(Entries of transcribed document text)

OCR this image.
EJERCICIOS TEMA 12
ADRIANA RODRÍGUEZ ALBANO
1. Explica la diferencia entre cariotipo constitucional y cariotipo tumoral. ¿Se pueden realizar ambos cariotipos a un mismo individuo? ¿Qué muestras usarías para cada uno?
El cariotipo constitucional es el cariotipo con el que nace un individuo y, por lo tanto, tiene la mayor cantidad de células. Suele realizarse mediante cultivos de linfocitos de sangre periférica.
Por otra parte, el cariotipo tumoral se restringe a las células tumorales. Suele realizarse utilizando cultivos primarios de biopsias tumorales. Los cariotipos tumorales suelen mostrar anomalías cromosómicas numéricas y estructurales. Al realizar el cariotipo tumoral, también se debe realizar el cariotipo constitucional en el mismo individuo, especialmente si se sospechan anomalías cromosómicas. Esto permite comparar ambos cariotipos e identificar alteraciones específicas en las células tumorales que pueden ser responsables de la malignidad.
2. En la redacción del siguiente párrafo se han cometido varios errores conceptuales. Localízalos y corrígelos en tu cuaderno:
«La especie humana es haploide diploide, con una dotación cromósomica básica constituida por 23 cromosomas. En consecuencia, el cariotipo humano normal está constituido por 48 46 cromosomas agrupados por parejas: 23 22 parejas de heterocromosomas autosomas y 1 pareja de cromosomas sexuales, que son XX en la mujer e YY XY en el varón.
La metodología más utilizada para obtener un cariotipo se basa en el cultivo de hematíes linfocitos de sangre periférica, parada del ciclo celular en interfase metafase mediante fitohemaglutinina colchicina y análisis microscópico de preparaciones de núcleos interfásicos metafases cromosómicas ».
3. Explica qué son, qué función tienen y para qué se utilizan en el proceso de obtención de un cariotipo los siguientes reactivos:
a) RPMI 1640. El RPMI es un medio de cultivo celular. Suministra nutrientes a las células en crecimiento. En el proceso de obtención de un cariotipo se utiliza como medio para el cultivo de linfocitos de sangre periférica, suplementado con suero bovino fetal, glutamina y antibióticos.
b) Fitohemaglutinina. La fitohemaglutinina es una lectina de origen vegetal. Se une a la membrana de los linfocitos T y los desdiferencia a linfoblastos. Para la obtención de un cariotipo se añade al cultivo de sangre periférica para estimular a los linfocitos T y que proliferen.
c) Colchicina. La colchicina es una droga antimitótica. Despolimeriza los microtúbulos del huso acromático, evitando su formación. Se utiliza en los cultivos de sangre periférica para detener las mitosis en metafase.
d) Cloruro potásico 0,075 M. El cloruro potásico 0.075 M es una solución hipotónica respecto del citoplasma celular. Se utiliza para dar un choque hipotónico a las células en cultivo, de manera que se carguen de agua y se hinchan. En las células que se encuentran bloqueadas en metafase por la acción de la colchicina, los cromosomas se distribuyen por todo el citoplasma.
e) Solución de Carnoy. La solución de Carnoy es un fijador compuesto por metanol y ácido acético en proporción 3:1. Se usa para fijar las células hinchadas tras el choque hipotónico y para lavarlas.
==
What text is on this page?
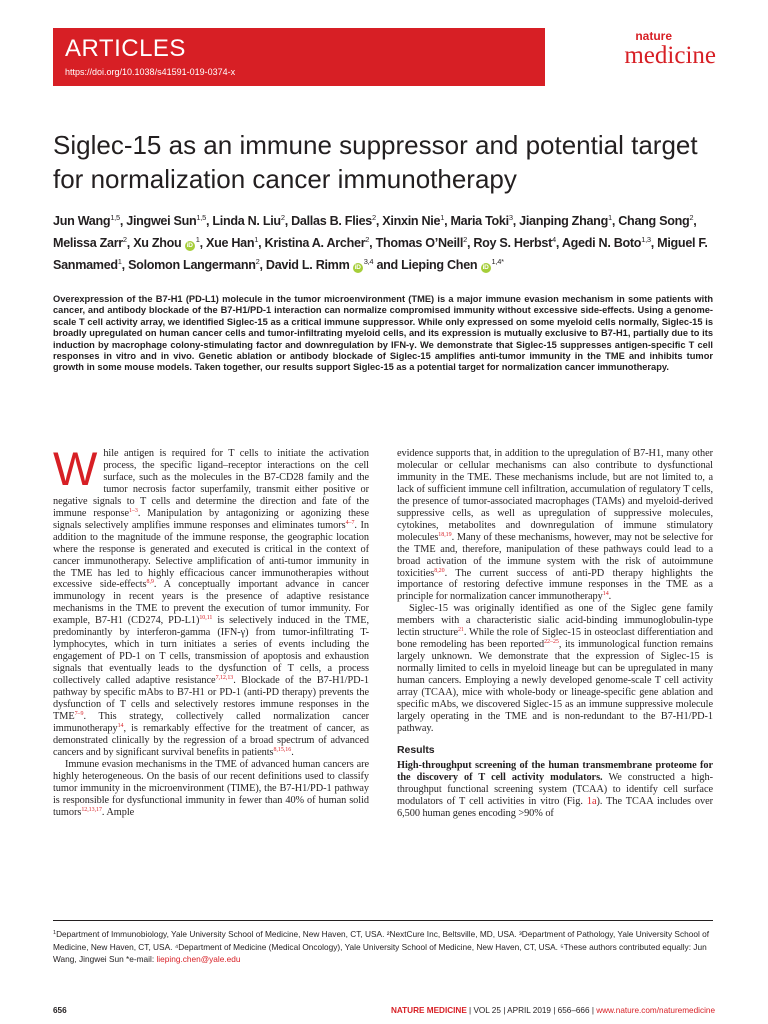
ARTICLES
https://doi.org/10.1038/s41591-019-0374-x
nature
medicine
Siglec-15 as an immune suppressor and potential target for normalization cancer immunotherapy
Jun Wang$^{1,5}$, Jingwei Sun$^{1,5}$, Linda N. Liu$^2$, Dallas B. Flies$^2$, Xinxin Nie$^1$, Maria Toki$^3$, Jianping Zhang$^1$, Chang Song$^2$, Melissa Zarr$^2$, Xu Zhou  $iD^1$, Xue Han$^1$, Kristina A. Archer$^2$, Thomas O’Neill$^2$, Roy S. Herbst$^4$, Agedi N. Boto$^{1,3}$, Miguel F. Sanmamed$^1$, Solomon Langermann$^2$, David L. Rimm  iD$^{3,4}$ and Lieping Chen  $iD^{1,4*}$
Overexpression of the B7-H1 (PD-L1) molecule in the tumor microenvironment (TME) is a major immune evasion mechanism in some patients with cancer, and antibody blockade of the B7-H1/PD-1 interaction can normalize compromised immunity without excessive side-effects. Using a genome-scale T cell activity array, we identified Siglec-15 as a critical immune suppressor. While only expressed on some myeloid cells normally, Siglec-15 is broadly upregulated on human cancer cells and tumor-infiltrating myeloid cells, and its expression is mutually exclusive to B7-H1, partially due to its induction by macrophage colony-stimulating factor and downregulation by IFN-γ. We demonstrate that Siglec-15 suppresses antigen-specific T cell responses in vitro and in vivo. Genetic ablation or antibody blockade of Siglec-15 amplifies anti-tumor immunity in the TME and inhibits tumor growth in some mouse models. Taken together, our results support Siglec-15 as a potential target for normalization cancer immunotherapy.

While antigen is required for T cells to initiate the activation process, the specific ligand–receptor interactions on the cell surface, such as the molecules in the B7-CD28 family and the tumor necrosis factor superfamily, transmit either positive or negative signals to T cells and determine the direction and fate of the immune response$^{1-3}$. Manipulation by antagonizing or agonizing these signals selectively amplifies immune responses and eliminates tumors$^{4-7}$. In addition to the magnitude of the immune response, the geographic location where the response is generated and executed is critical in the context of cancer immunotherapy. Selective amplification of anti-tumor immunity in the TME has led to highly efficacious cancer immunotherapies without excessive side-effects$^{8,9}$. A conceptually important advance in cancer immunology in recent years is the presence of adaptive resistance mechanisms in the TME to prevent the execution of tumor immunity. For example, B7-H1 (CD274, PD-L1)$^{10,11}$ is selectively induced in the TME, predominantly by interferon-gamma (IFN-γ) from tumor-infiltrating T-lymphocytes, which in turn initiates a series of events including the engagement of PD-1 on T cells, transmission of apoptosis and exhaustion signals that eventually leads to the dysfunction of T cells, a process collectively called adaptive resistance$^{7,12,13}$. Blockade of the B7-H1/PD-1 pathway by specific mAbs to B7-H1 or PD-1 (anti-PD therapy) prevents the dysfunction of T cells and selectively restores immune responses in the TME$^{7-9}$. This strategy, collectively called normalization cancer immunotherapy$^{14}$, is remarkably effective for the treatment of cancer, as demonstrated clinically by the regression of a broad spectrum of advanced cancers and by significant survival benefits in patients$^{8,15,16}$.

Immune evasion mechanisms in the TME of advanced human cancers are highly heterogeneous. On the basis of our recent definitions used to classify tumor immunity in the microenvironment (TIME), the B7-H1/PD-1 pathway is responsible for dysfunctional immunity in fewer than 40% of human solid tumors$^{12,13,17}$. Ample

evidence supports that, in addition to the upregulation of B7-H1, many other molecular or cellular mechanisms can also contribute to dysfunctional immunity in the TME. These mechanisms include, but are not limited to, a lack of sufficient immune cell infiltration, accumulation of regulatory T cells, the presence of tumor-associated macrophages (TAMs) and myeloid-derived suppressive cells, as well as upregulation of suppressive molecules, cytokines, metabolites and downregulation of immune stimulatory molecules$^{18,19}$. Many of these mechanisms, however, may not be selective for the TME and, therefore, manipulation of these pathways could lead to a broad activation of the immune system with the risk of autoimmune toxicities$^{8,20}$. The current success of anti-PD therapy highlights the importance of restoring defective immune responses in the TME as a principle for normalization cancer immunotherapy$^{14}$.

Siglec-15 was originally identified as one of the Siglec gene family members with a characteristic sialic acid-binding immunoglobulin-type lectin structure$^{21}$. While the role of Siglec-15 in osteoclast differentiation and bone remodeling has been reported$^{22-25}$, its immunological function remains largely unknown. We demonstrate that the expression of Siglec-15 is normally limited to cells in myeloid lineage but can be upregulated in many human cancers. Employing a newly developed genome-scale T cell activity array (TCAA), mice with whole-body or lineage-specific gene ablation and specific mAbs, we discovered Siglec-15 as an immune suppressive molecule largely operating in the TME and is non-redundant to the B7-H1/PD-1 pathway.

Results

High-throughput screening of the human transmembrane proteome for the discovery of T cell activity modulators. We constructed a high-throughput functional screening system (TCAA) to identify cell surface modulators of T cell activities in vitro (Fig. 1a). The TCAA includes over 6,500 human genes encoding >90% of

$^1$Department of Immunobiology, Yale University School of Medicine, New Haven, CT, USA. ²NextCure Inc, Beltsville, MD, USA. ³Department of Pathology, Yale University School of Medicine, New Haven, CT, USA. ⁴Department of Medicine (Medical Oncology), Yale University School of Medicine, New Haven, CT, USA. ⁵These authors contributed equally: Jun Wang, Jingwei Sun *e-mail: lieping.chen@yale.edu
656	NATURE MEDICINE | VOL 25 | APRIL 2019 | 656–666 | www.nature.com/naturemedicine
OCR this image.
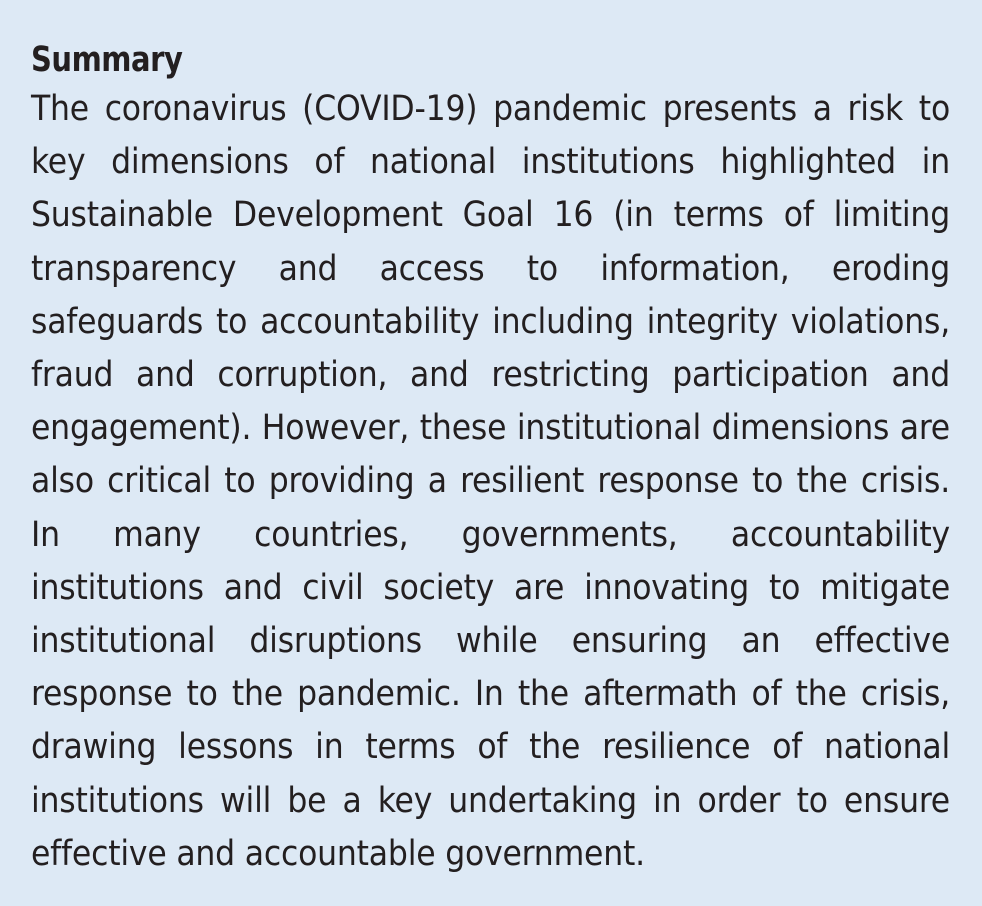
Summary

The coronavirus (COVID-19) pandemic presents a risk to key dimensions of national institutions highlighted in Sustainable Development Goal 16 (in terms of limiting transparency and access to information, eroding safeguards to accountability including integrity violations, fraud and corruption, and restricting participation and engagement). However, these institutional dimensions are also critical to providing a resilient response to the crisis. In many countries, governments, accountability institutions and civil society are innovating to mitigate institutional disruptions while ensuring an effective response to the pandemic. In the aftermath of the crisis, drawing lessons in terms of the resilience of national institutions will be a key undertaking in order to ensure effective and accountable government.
--
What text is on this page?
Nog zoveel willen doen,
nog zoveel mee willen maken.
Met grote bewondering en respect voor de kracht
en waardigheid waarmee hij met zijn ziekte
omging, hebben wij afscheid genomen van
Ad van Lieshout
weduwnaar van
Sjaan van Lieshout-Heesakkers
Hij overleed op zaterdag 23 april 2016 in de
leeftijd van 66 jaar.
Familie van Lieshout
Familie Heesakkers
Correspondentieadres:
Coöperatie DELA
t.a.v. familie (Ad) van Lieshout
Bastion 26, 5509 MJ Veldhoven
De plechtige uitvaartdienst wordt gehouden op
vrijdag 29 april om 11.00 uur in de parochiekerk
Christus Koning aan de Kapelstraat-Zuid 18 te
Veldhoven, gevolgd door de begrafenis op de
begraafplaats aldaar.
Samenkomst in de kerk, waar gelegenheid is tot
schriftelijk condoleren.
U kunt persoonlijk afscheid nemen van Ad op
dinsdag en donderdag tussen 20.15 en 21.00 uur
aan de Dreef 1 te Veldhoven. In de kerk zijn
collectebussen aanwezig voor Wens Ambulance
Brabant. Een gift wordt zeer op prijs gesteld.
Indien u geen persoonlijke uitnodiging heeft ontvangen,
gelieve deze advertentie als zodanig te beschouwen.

**What is being asked**
What is needed is the number of lines in the data that hold the word "mismo", and nothing more.

**Output for this task**
2